[BEGIN DATA PROVIDED]

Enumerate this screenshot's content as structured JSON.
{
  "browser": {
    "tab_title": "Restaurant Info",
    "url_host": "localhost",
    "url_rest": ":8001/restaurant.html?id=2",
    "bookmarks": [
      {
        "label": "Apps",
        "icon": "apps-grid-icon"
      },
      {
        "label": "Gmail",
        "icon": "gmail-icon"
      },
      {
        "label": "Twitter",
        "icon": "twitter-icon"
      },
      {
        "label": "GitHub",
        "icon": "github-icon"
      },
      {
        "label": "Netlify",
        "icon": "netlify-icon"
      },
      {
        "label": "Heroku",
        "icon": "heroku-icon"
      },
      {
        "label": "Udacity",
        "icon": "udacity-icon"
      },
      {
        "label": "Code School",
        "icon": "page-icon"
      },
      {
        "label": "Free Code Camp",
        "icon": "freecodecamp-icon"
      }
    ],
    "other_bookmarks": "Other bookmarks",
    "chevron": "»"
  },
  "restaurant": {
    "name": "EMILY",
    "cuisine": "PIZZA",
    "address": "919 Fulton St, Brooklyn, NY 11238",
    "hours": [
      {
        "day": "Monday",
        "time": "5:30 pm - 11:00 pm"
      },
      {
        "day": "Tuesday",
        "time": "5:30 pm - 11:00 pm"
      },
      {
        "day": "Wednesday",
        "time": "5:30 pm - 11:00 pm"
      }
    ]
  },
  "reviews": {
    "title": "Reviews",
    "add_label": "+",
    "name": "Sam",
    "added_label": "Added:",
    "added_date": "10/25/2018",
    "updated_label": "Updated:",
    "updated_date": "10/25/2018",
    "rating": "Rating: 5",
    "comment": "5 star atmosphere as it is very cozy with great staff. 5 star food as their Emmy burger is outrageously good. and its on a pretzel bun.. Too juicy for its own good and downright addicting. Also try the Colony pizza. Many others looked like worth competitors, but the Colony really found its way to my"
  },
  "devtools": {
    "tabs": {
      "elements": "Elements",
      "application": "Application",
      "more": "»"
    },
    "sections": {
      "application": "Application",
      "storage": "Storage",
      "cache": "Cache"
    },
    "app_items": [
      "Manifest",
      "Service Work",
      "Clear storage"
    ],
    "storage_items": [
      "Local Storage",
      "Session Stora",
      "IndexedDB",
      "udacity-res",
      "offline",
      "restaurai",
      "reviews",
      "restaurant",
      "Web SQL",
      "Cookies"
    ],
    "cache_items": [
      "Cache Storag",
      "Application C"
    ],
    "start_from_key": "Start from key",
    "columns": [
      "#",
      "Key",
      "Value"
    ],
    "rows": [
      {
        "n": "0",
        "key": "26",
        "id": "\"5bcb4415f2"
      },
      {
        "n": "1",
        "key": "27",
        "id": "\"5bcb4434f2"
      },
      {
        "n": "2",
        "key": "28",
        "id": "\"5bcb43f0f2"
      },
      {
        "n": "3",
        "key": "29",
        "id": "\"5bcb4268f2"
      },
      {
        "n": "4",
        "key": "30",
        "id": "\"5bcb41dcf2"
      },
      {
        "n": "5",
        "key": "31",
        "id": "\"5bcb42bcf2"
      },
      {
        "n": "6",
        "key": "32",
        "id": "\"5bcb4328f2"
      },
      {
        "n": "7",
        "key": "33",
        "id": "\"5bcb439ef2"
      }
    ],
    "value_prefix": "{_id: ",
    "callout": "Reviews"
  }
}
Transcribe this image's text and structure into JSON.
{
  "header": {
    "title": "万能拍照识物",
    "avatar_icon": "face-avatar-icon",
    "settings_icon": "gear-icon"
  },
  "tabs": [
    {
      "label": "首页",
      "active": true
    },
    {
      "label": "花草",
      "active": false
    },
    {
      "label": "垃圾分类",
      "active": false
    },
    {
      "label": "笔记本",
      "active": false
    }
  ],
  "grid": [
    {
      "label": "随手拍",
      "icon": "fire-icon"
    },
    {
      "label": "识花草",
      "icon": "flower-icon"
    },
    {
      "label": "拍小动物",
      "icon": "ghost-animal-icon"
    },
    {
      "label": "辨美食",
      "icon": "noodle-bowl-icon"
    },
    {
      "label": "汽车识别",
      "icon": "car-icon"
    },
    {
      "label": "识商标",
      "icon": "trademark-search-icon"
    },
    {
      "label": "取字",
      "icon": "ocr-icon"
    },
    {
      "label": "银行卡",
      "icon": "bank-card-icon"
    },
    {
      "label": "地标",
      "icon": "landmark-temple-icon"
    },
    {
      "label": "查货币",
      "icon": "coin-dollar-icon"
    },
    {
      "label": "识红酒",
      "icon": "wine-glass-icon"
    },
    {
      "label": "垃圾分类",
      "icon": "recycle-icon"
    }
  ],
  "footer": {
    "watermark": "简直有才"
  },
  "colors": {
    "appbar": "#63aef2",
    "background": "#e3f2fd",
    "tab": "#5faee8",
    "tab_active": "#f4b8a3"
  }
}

[END DATA PROVIDED]

[TASK]:
Pull out each line of the entries that contains "JSON".

[THE RESULT]:
Enumerate this screenshot's content as structured JSON.
Transcribe this image's text and structure into JSON.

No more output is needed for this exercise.